▶ _What is being asked_
Swap "theme-thumbnail" for "theme-tile" in the records, starting with the line containing "color-swatch (396, 281, 403, 285)" and going on through the line containing "color-swatch (242, 225, 249, 229)", and give only those lines again with nothing else changed.

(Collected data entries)
--------------------------------
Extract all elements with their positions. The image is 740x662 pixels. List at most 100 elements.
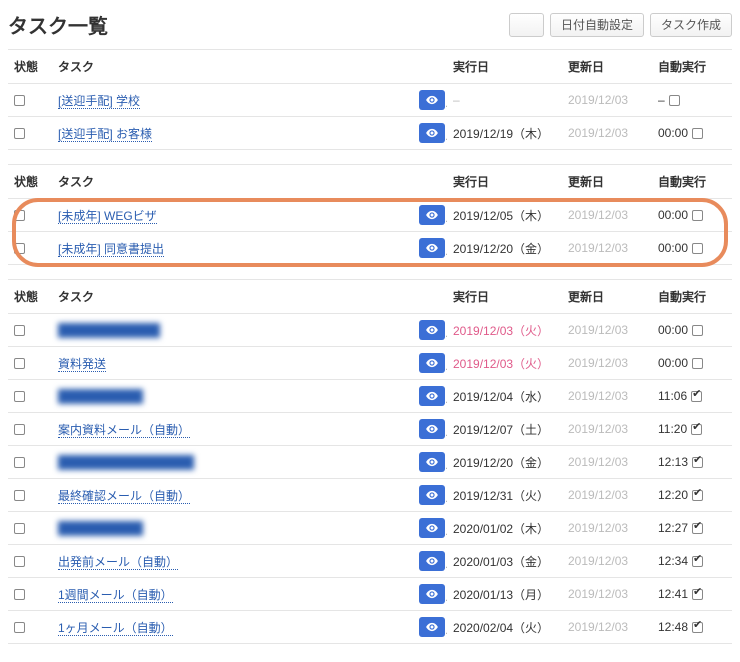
task-link[interactable]: ████████████ bbox=[58, 323, 160, 338]
view-button[interactable] bbox=[419, 419, 445, 439]
task-link[interactable]: ██████████ bbox=[58, 521, 143, 536]
table-row: ████████████████2019/12/20（金）2019/12/031… bbox=[8, 446, 732, 479]
updated-date: 2019/12/03 bbox=[562, 84, 652, 117]
auto-exec-cell: 11:06 bbox=[652, 380, 732, 413]
auto-exec-cell: 00:00 bbox=[652, 199, 732, 232]
view-button[interactable] bbox=[419, 90, 445, 110]
table-row: 最終確認メール（自動）2019/12/31（火）2019/12/0312:20 bbox=[8, 479, 732, 512]
table-row: [送迎手配] 学校–2019/12/03– bbox=[8, 84, 732, 117]
status-checkbox[interactable] bbox=[14, 457, 25, 468]
auto-date-button[interactable]: 日付自動設定 bbox=[550, 13, 644, 37]
status-checkbox[interactable] bbox=[14, 243, 25, 254]
status-checkbox[interactable] bbox=[14, 523, 25, 534]
view-button[interactable] bbox=[419, 617, 445, 637]
table-row: 資料発送 2019/12/03（火）2019/12/0300:00 bbox=[8, 347, 732, 380]
task-header: タスク bbox=[52, 50, 413, 84]
blurred-text bbox=[520, 18, 533, 32]
updated-date: 2019/12/03 bbox=[562, 380, 652, 413]
task-link[interactable]: [未成年] 同意書提出 bbox=[58, 242, 164, 257]
auto-exec-checkbox[interactable] bbox=[692, 210, 703, 221]
auto-header: 自動実行 bbox=[652, 165, 732, 199]
view-button[interactable] bbox=[419, 551, 445, 571]
view-button[interactable] bbox=[419, 518, 445, 538]
status-checkbox[interactable] bbox=[14, 325, 25, 336]
table-row: ██████████2019/12/04（水）2019/12/0311:06 bbox=[8, 380, 732, 413]
task-table: 状態タスク実行日更新日自動実行[送迎手配] 学校–2019/12/03–[送迎手… bbox=[8, 49, 732, 150]
eye-icon bbox=[425, 620, 439, 634]
table-row: 出発前メール（自動）2020/01/03（金）2019/12/0312:34 bbox=[8, 545, 732, 578]
auto-exec-checkbox[interactable] bbox=[692, 523, 703, 534]
eye-icon bbox=[425, 389, 439, 403]
auto-header: 自動実行 bbox=[652, 280, 732, 314]
eye-icon bbox=[425, 521, 439, 535]
task-link[interactable]: 資料発送 bbox=[58, 357, 106, 372]
status-checkbox[interactable] bbox=[14, 358, 25, 369]
view-button[interactable] bbox=[419, 205, 445, 225]
status-checkbox[interactable] bbox=[14, 556, 25, 567]
exec-date: 2020/01/13（月） bbox=[447, 578, 562, 611]
auto-exec-cell: 11:20 bbox=[652, 413, 732, 446]
auto-exec-cell: 12:48 bbox=[652, 611, 732, 644]
auto-exec-checkbox[interactable] bbox=[692, 243, 703, 254]
eye-icon bbox=[425, 455, 439, 469]
auto-exec-checkbox[interactable] bbox=[692, 128, 703, 139]
table-row: 1週間メール（自動）2020/01/13（月）2019/12/0312:41 bbox=[8, 578, 732, 611]
updated-date: 2019/12/03 bbox=[562, 232, 652, 265]
table-row: [未成年] WEGビザ2019/12/05（木）2019/12/0300:00 bbox=[8, 199, 732, 232]
task-link[interactable]: ████████████████ bbox=[58, 455, 194, 470]
task-link[interactable]: [送迎手配] 学校 bbox=[58, 94, 140, 109]
auto-exec-checkbox[interactable] bbox=[692, 490, 703, 501]
exec-date: 2019/12/20（金） bbox=[447, 446, 562, 479]
task-link[interactable]: 1ヶ月メール（自動） bbox=[58, 621, 173, 636]
task-link[interactable]: 出発前メール（自動） bbox=[58, 555, 178, 570]
task-link[interactable]: 最終確認メール（自動） bbox=[58, 489, 190, 504]
view-button[interactable] bbox=[419, 238, 445, 258]
auto-exec-checkbox[interactable] bbox=[691, 424, 702, 435]
updated-date: 2019/12/03 bbox=[562, 479, 652, 512]
auto-exec-checkbox[interactable] bbox=[692, 358, 703, 369]
view-button[interactable] bbox=[419, 123, 445, 143]
auto-exec-checkbox[interactable] bbox=[692, 589, 703, 600]
auto-exec-checkbox[interactable] bbox=[692, 457, 703, 468]
status-header: 状態 bbox=[8, 50, 52, 84]
auto-exec-cell: 00:00 bbox=[652, 347, 732, 380]
view-button[interactable] bbox=[419, 584, 445, 604]
status-checkbox[interactable] bbox=[14, 589, 25, 600]
view-button[interactable] bbox=[419, 386, 445, 406]
auto-header: 自動実行 bbox=[652, 50, 732, 84]
eye-icon bbox=[425, 208, 439, 222]
auto-exec-checkbox[interactable] bbox=[691, 391, 702, 402]
status-header: 状態 bbox=[8, 280, 52, 314]
status-checkbox[interactable] bbox=[14, 391, 25, 402]
task-link[interactable]: [送迎手配] お客様 bbox=[58, 127, 152, 142]
view-button[interactable] bbox=[419, 353, 445, 373]
status-checkbox[interactable] bbox=[14, 490, 25, 501]
auto-exec-checkbox[interactable] bbox=[692, 622, 703, 633]
task-link[interactable]: 1週間メール（自動） bbox=[58, 588, 173, 603]
status-checkbox[interactable] bbox=[14, 95, 25, 106]
auto-exec-checkbox[interactable] bbox=[692, 556, 703, 567]
task-link[interactable]: ██████████ bbox=[58, 389, 143, 404]
auto-exec-checkbox[interactable] bbox=[669, 95, 680, 106]
updated-date: 2019/12/03 bbox=[562, 347, 652, 380]
header-button-blurred[interactable] bbox=[509, 13, 544, 37]
create-task-button[interactable]: タスク作成 bbox=[650, 13, 732, 37]
task-link[interactable]: [未成年] WEGビザ bbox=[58, 209, 157, 224]
updated-header: 更新日 bbox=[562, 50, 652, 84]
auto-exec-checkbox[interactable] bbox=[692, 325, 703, 336]
view-button[interactable] bbox=[419, 320, 445, 340]
status-checkbox[interactable] bbox=[14, 128, 25, 139]
task-link[interactable]: 案内資料メール（自動） bbox=[58, 423, 190, 438]
view-button[interactable] bbox=[419, 452, 445, 472]
auto-exec-cell: 12:34 bbox=[652, 545, 732, 578]
status-checkbox[interactable] bbox=[14, 622, 25, 633]
view-button[interactable] bbox=[419, 485, 445, 505]
exec-date: – bbox=[447, 84, 562, 117]
exec-date: 2019/12/03（火） bbox=[447, 314, 562, 347]
exec-date: 2019/12/05（木） bbox=[447, 199, 562, 232]
updated-date: 2019/12/03 bbox=[562, 545, 652, 578]
table-row: ██████████2020/01/02（木）2019/12/0312:27 bbox=[8, 512, 732, 545]
exec-date: 2019/12/03（火） bbox=[447, 347, 562, 380]
status-checkbox[interactable] bbox=[14, 210, 25, 221]
status-checkbox[interactable] bbox=[14, 424, 25, 435]
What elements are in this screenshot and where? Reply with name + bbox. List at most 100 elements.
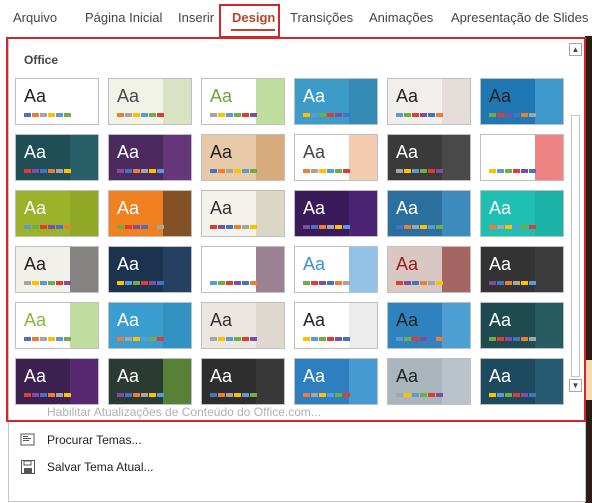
color-swatch (396, 281, 403, 285)
theme-color-swatches (396, 281, 443, 285)
theme-thumbnail[interactable]: Aa (480, 190, 564, 237)
theme-thumbnail[interactable]: Aa (294, 190, 378, 237)
save-theme-menu-item[interactable]: Salvar Tema Atual... (20, 457, 320, 479)
color-swatch (420, 113, 427, 117)
theme-color-swatches (303, 281, 350, 285)
color-swatch (242, 225, 249, 229)
theme-accent-band (442, 303, 470, 348)
theme-accent-band (535, 359, 563, 404)
theme-thumbnail[interactable]: Aa (387, 358, 471, 405)
theme-sample-text: Aa (303, 86, 326, 106)
theme-accent-band (163, 303, 191, 348)
color-swatch (497, 337, 504, 341)
save-icon (20, 459, 36, 475)
color-swatch (125, 169, 132, 173)
theme-color-swatches (396, 169, 443, 173)
color-swatch (32, 393, 39, 397)
color-swatch (521, 393, 528, 397)
color-swatch (234, 337, 241, 341)
theme-thumbnail[interactable]: Aa (294, 358, 378, 405)
theme-thumbnail[interactable]: Aa (15, 134, 99, 181)
color-swatch (436, 169, 443, 173)
theme-accent-band (349, 359, 377, 404)
theme-thumbnail[interactable]: Aa (294, 302, 378, 349)
theme-accent-band (535, 303, 563, 348)
tab-pagina-inicial[interactable]: Página Inicial (85, 10, 162, 25)
color-swatch (311, 225, 318, 229)
theme-color-swatches (117, 113, 164, 117)
theme-thumbnail[interactable]: Aa (480, 246, 564, 293)
enable-office-content-updates[interactable]: Habilitar Atualizações de Conteúdo do Of… (47, 405, 321, 419)
color-swatch (40, 281, 47, 285)
theme-sample-text: Aa (489, 254, 512, 274)
theme-thumbnail[interactable]: Aa (201, 78, 285, 125)
theme-thumbnail[interactable]: Aa (108, 358, 192, 405)
theme-thumbnail[interactable]: Aa (108, 302, 192, 349)
theme-thumbnail[interactable]: Aa (108, 190, 192, 237)
theme-color-swatches (489, 393, 536, 397)
theme-thumbnail[interactable]: Aa (108, 78, 192, 125)
theme-thumbnail[interactable]: Aa (108, 134, 192, 181)
theme-thumbnail[interactable]: Aa (387, 78, 471, 125)
theme-color-swatches (210, 169, 257, 173)
color-swatch (505, 113, 512, 117)
theme-thumbnail[interactable]: Aa (294, 246, 378, 293)
tab-arquivo[interactable]: Arquivo (13, 10, 57, 25)
theme-accent-band (256, 191, 284, 236)
scrollbar-thumb[interactable] (571, 115, 580, 377)
theme-thumbnail[interactable]: Aa (201, 190, 285, 237)
color-swatch (521, 113, 528, 117)
theme-thumbnail[interactable]: Aa (480, 302, 564, 349)
gallery-scrollbar[interactable]: ▲ ▼ (569, 43, 583, 393)
color-swatch (157, 281, 164, 285)
tab-transicoes[interactable]: Transições (290, 10, 353, 25)
theme-thumbnail[interactable]: Aa (480, 358, 564, 405)
theme-thumbnail[interactable]: Aa (201, 246, 285, 293)
color-swatch (149, 169, 156, 173)
theme-accent-band (442, 359, 470, 404)
tab-inserir[interactable]: Inserir (178, 10, 214, 25)
color-swatch (117, 169, 124, 173)
theme-thumbnail[interactable]: Aa (15, 190, 99, 237)
color-swatch (412, 281, 419, 285)
theme-accent-band (70, 191, 98, 236)
theme-thumbnail[interactable]: Aa (387, 302, 471, 349)
theme-thumbnail[interactable]: Aa (387, 246, 471, 293)
theme-thumbnail[interactable]: Aa (15, 78, 99, 125)
theme-sample-text: Aa (210, 366, 233, 386)
browse-themes-menu-item[interactable]: Procurar Temas... (20, 430, 320, 452)
tab-apresentacao-de-slides[interactable]: Apresentação de Slides (451, 10, 588, 25)
theme-thumbnail[interactable]: Aa (480, 134, 564, 181)
theme-sample-text: Aa (117, 310, 140, 330)
theme-sample-text: Aa (117, 142, 140, 162)
theme-thumbnail[interactable]: Aa (387, 190, 471, 237)
color-swatch (489, 393, 496, 397)
theme-thumbnail[interactable]: Aa (201, 302, 285, 349)
scroll-up-button[interactable]: ▲ (569, 43, 582, 56)
color-swatch (428, 393, 435, 397)
theme-thumbnail[interactable]: Aa (387, 134, 471, 181)
theme-thumbnail[interactable]: Aa (108, 246, 192, 293)
color-swatch (218, 169, 225, 173)
tab-animacoes[interactable]: Animações (369, 10, 433, 25)
color-swatch (133, 337, 140, 341)
theme-thumbnail[interactable]: Aa (15, 358, 99, 405)
theme-thumbnail[interactable]: Aa (294, 78, 378, 125)
color-swatch (529, 169, 536, 173)
theme-sample-text: Aa (396, 254, 419, 274)
theme-thumbnail[interactable]: Aa (480, 78, 564, 125)
scroll-down-button[interactable]: ▼ (569, 379, 582, 392)
theme-thumbnail[interactable]: Aa (15, 302, 99, 349)
color-swatch (218, 281, 225, 285)
theme-accent-band (349, 135, 377, 180)
theme-thumbnail[interactable]: Aa (201, 134, 285, 181)
theme-accent-band (70, 247, 98, 292)
theme-accent-band (256, 247, 284, 292)
theme-thumbnail[interactable]: Aa (201, 358, 285, 405)
color-swatch (303, 393, 310, 397)
color-swatch (64, 281, 71, 285)
color-swatch (242, 281, 249, 285)
theme-color-swatches (210, 337, 257, 341)
theme-thumbnail[interactable]: Aa (294, 134, 378, 181)
theme-thumbnail[interactable]: Aa (15, 246, 99, 293)
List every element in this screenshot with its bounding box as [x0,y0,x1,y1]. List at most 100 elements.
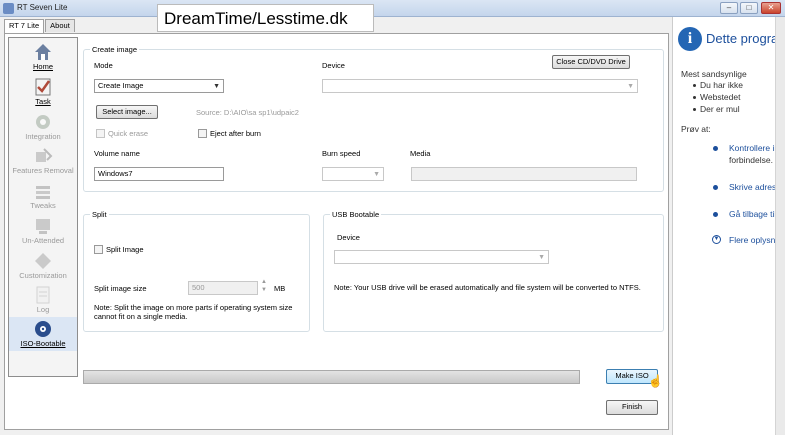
--------------------------------
▶ _Output for this task_
color-swatch (396, 281, 403, 285)
theme-color-swatches (396, 281, 443, 285)
theme-tile[interactable]: Aa (480, 190, 564, 237)
theme-tile[interactable]: Aa (294, 190, 378, 237)
save-theme-menu-item[interactable]: Salvar Tema Atual... (20, 457, 320, 479)
color-swatch (420, 113, 427, 117)
theme-color-swatches (303, 281, 350, 285)
color-swatch (242, 225, 249, 229)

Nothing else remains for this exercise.